What to work on: Output only the count of lines that contain "upload".

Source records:
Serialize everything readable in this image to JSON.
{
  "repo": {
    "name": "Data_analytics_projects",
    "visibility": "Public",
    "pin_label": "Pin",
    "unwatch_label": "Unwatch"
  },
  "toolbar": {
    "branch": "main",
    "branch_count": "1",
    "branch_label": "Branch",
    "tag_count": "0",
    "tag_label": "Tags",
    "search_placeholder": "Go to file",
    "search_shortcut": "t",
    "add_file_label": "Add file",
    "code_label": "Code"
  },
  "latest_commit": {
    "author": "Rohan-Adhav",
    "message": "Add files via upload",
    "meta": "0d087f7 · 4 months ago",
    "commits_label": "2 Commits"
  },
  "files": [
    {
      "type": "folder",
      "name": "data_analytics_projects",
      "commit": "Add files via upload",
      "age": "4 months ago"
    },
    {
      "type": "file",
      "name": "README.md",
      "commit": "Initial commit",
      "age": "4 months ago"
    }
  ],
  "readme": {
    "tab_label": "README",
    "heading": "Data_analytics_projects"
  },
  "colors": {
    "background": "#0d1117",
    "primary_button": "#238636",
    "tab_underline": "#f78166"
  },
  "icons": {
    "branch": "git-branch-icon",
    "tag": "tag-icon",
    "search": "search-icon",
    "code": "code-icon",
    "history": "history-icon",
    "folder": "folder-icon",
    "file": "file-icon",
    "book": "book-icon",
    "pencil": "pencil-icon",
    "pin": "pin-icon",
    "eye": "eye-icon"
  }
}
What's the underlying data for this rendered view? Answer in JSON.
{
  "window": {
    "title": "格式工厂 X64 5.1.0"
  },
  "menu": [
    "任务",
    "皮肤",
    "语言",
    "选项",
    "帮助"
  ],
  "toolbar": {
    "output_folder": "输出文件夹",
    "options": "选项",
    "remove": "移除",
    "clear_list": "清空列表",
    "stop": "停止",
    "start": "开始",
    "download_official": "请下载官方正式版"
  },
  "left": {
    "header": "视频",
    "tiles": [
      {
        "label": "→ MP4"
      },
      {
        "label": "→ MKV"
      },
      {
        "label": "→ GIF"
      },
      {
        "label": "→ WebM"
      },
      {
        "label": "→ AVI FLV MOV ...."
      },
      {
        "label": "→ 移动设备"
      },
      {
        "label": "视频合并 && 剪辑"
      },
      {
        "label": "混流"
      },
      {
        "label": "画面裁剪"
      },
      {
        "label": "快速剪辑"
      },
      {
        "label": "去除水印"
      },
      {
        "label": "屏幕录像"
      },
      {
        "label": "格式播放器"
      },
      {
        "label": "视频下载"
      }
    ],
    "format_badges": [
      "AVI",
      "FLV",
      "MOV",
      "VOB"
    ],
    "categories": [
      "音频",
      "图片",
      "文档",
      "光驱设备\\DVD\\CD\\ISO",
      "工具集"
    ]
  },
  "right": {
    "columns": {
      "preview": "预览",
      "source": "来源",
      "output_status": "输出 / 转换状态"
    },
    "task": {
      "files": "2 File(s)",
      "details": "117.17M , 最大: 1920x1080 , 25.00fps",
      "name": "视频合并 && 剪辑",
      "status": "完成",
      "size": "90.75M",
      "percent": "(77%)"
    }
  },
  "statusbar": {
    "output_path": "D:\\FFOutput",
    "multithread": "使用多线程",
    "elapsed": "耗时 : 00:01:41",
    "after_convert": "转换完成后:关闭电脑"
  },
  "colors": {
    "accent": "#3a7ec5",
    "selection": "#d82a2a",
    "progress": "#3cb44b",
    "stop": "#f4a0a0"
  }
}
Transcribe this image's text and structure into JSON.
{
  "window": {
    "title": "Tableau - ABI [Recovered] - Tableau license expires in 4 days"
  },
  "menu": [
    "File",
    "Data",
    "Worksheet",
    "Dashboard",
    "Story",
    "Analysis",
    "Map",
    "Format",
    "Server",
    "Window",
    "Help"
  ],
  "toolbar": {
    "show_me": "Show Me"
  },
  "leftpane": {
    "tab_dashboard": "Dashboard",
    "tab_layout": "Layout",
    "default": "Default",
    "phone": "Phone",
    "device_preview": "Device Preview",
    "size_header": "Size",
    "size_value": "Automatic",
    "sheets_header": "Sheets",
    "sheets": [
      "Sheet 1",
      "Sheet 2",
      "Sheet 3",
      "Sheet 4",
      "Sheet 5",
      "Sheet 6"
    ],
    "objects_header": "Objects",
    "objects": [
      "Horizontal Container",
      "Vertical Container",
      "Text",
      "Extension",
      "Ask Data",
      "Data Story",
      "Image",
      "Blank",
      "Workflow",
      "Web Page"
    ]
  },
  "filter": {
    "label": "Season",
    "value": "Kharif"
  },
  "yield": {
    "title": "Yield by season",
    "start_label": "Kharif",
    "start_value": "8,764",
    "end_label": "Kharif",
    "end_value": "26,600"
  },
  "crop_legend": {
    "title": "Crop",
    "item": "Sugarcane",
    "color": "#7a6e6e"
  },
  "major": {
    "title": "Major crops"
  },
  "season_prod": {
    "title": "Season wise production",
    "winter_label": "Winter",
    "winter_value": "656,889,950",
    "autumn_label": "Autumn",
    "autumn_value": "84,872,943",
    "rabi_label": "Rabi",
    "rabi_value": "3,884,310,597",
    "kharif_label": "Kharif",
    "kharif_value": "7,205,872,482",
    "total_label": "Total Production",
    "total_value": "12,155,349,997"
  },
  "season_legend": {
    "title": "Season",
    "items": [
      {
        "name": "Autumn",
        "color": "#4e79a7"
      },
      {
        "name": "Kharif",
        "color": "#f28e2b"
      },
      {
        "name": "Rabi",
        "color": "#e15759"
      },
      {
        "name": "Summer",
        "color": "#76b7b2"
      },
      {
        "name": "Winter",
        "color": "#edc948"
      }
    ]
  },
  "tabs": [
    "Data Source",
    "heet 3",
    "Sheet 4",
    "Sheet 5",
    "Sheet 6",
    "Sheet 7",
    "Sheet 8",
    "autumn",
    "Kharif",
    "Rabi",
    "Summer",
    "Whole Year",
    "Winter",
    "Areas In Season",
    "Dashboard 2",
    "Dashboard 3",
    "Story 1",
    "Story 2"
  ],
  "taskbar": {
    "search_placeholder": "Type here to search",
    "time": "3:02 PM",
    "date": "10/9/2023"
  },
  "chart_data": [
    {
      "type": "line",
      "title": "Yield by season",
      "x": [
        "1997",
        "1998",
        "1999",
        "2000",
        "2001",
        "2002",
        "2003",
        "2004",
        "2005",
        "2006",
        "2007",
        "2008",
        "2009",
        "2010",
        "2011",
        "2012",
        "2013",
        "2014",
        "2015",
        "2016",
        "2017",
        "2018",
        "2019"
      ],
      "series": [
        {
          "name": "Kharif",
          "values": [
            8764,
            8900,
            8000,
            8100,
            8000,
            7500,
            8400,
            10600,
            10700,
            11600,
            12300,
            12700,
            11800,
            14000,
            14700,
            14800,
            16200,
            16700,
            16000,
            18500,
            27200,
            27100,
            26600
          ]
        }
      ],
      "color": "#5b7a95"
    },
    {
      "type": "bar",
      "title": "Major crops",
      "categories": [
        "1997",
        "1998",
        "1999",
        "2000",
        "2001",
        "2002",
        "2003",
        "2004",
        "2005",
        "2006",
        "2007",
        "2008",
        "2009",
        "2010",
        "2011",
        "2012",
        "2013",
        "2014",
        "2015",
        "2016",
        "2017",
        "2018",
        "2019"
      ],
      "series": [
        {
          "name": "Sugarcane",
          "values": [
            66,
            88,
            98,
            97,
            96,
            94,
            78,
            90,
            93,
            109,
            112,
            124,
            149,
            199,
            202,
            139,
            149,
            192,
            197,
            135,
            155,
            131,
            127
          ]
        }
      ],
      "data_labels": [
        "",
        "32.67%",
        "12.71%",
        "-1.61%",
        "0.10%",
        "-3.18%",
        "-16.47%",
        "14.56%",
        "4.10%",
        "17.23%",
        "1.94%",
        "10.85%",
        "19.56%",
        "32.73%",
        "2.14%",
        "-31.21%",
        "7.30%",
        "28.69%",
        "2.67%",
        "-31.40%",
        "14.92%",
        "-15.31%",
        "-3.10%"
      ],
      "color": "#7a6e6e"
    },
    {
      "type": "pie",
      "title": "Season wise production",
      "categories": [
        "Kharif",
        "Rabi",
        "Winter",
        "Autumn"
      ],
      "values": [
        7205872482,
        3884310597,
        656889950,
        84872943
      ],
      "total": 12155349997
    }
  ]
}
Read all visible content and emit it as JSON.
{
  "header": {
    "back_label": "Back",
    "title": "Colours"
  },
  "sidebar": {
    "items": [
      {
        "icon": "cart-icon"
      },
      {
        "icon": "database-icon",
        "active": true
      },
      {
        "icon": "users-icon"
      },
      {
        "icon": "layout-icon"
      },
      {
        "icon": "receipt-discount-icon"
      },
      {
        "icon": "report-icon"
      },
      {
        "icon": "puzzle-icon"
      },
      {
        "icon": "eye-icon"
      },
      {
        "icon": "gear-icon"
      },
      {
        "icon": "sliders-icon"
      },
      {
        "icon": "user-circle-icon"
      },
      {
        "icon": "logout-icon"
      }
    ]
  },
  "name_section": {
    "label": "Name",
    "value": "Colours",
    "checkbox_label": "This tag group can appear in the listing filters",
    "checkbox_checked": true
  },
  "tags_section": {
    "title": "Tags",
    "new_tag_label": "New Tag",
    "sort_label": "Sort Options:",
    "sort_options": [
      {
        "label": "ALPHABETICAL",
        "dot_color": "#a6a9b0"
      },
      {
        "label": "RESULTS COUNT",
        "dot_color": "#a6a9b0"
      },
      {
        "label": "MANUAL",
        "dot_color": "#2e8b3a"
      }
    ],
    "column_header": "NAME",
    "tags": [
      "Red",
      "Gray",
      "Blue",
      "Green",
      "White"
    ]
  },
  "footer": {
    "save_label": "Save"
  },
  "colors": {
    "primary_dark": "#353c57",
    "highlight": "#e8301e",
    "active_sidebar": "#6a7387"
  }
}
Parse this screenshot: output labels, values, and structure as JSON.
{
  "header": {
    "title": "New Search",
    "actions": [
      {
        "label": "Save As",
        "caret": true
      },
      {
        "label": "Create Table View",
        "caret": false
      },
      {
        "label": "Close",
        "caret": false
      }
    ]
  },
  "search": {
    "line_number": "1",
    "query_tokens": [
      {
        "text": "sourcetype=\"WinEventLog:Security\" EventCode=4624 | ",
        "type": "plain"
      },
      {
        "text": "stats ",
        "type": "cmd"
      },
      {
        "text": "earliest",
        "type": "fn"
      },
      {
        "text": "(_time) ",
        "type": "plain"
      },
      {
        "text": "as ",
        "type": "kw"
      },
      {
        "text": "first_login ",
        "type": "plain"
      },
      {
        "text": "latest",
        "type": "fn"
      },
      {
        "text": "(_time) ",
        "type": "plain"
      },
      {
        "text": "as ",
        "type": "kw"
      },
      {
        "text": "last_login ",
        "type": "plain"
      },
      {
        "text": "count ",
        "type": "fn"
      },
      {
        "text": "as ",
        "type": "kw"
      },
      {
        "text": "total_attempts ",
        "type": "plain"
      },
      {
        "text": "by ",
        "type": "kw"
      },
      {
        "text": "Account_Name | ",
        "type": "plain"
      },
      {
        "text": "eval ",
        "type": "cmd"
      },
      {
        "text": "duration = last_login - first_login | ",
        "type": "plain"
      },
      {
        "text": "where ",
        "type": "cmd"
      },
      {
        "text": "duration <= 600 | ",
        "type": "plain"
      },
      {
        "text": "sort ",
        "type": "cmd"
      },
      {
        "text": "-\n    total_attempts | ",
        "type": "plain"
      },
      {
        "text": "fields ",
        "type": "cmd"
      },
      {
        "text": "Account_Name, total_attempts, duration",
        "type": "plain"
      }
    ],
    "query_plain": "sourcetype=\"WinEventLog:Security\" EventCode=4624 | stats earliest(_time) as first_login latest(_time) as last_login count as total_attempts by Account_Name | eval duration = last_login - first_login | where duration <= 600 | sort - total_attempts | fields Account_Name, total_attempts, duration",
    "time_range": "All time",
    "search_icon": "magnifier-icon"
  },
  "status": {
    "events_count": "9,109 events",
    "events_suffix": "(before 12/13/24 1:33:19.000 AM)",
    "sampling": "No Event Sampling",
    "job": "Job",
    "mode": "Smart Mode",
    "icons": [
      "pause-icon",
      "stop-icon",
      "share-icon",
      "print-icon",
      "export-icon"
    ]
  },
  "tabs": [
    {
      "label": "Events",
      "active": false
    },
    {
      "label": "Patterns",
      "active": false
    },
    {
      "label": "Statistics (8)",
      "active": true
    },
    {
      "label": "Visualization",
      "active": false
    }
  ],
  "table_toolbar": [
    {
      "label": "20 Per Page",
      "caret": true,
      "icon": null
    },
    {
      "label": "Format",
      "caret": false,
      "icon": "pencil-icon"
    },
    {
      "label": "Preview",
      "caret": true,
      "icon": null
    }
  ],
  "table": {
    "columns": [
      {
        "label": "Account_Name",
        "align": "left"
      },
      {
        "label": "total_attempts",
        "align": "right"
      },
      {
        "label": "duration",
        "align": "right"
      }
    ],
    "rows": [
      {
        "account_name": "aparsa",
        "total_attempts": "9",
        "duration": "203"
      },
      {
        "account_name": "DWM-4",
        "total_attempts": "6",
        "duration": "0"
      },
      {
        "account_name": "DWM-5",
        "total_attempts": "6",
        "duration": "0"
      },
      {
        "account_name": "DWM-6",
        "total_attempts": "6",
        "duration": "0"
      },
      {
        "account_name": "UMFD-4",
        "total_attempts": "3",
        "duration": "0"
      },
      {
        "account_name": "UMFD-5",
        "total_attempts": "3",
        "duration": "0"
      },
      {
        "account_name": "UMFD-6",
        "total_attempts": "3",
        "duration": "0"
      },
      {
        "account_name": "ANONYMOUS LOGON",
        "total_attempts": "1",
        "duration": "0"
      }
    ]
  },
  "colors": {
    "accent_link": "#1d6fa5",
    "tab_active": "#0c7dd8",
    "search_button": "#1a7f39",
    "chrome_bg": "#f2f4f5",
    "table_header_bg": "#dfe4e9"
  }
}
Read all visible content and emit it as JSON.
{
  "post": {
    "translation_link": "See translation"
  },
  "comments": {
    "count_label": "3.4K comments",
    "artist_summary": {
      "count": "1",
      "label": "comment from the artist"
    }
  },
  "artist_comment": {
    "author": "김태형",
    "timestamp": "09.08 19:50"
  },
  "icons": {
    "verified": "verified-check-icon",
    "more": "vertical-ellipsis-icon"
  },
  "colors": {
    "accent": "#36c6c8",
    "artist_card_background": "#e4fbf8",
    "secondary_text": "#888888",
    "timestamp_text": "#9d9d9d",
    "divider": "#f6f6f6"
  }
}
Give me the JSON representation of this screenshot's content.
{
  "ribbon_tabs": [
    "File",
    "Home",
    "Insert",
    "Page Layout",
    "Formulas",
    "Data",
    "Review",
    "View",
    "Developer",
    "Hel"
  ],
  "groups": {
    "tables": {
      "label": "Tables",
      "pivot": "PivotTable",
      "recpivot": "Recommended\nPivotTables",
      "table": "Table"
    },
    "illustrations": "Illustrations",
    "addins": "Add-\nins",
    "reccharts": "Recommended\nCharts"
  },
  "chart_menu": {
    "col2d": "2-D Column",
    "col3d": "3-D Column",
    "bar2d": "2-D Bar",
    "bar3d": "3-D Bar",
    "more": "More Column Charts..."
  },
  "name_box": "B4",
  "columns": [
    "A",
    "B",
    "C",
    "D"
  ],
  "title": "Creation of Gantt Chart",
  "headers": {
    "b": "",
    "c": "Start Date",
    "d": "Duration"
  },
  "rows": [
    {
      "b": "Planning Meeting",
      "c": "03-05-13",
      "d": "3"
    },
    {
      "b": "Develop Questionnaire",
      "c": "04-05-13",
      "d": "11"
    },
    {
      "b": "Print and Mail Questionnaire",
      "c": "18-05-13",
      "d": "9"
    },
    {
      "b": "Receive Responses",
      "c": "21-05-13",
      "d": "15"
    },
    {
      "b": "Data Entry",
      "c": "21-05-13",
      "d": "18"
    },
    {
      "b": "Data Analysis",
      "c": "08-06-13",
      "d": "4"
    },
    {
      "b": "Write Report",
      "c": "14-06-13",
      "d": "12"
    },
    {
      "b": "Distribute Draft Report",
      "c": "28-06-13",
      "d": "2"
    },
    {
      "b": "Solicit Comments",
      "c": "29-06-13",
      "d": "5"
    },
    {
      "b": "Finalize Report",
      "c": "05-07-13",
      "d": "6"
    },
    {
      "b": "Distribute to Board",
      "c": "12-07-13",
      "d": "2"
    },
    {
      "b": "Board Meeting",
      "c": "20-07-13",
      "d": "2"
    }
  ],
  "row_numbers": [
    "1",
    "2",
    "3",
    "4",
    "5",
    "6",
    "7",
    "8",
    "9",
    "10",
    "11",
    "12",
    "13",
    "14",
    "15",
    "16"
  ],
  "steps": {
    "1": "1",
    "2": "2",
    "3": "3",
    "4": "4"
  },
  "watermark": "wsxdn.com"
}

Result for this task: 2